■ **EXCERPT TO READ**
%%
This was fully a “write what you know” story, focused on the young woman left at home and swirling around two different kinds of soldiers.
It is also a fair bit different than my other four novels, a short read at 198 pgs (trade paperback), with old-fashioned language, and largely historical, but without a certain historical period pinned down. I’m anxious for readers’ opinions.
As it is a military story, I decided to help support military organizations with it in some way. So, for starters:
$1.00 of each print sale directly from Elucidate Publishing, &
$2.00 of each ebook sale directly from Smashwords
will go to BooksforBoots.org, to help loved ones of injured service members pay expenses to visit. I’ll also send books along to help fill their recovery time.
~~
The book is so new, I’ve yet to add the website for it; however, you can find it at ElucidatePublishing.net and I have posts on two other blogs so far, the first with a different excerpt, and the second with a “behind the scenes” look:
http://lindsaysromantics.blogspot.com
http://www.classicromancerevival.com/blog
If you are part of an organization that supports the military and would like to arrange a virtual signing for Protect The Heart in support of your group, contact me through the Elucidate Publishing contact page.
%%
Copy out the full book announcement above, word for word.

■ **PROVIDED MATERIAL**
%%
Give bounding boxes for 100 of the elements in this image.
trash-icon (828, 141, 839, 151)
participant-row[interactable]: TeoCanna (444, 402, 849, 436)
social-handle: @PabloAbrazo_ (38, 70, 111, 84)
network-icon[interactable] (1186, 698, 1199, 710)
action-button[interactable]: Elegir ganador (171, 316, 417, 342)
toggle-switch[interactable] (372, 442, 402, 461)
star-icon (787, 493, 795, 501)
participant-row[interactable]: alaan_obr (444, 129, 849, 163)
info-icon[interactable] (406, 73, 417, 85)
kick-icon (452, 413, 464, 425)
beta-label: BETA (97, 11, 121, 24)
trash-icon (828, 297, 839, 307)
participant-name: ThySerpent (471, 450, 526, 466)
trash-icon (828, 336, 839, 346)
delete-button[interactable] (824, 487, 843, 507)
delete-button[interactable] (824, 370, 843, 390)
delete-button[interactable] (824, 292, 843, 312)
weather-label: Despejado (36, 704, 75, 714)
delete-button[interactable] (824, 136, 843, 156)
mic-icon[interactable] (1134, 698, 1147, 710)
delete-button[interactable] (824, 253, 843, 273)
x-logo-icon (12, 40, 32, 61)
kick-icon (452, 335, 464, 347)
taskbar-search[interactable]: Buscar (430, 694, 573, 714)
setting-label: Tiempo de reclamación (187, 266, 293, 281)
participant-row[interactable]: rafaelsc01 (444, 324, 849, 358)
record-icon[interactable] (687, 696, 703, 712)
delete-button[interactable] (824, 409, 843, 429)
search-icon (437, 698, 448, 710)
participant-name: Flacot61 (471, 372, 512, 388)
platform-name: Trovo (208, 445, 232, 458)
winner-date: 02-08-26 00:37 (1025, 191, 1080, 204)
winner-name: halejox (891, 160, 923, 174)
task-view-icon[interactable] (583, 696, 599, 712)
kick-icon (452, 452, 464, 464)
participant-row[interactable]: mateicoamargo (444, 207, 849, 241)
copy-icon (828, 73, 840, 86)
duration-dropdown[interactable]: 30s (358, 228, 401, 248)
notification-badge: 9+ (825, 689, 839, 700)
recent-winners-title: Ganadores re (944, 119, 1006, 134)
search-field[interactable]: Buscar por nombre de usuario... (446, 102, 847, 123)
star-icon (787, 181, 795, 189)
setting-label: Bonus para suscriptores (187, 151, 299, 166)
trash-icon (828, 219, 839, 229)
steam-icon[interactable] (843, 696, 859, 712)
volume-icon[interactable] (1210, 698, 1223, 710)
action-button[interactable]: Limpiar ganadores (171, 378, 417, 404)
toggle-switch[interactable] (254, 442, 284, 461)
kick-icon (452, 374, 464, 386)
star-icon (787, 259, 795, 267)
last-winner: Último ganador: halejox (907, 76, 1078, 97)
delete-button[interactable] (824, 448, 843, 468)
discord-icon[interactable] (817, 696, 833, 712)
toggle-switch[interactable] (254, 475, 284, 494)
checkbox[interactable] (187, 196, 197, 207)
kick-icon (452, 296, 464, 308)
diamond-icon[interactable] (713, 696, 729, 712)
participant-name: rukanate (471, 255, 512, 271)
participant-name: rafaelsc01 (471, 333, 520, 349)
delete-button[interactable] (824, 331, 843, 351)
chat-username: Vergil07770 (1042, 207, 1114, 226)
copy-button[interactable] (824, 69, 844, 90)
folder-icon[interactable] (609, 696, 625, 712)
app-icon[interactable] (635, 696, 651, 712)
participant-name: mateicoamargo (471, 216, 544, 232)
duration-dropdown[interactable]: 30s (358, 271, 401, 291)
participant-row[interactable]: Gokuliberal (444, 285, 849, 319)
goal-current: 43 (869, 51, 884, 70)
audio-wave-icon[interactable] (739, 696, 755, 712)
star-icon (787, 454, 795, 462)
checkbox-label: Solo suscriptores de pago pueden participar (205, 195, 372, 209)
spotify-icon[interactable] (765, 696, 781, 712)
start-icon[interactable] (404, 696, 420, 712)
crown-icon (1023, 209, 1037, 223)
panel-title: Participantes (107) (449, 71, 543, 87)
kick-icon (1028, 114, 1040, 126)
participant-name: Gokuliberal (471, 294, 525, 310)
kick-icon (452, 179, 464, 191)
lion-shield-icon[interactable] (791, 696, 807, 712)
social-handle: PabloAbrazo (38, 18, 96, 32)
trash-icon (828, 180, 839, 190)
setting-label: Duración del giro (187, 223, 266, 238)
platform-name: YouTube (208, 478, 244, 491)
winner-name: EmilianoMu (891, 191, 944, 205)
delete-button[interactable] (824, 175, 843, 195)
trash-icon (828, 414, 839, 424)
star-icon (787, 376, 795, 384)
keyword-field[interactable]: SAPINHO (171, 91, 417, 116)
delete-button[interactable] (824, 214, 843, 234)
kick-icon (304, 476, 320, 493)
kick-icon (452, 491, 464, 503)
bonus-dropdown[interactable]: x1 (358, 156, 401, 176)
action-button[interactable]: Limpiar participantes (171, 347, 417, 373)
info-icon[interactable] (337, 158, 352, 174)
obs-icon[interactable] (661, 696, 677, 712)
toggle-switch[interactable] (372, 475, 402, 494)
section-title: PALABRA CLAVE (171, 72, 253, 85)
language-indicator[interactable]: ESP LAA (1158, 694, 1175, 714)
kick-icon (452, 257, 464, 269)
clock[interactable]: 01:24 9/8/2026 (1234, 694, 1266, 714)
%%
■ **RESPONSE**
This was fully a “write what you know” story, focused on the young woman left at home and swirling around two different kinds of soldiers.
It is also a fair bit different than my other four novels, a short read at 198 pgs (trade paperback), with old-fashioned language, and largely historical, but without a certain historical period pinned down. I’m anxious for readers’ opinions.
As it is a military story, I decided to help support military organizations with it in some way. So, for starters:
$1.00 of each print sale directly from Elucidate Publishing, &
$2.00 of each ebook sale directly from Smashwords
will go to BooksforBoots.org, to help loved ones of injured service members pay expenses to visit. I’ll also send books along to help fill their recovery time.
~~
The book is so new, I’ve yet to add the website for it; however, you can find it at ElucidatePublishing.net and I have posts on two other blogs so far, the first with a different excerpt, and the second with a “behind the scenes” look:
http://lindsaysromantics.blogspot.com
http://www.classicromancerevival.com/blog
If you are part of an organization that supports the military and would like to arrange a virtual signing for Protect The Heart in support of your group, contact me through the Elucidate Publishing contact page.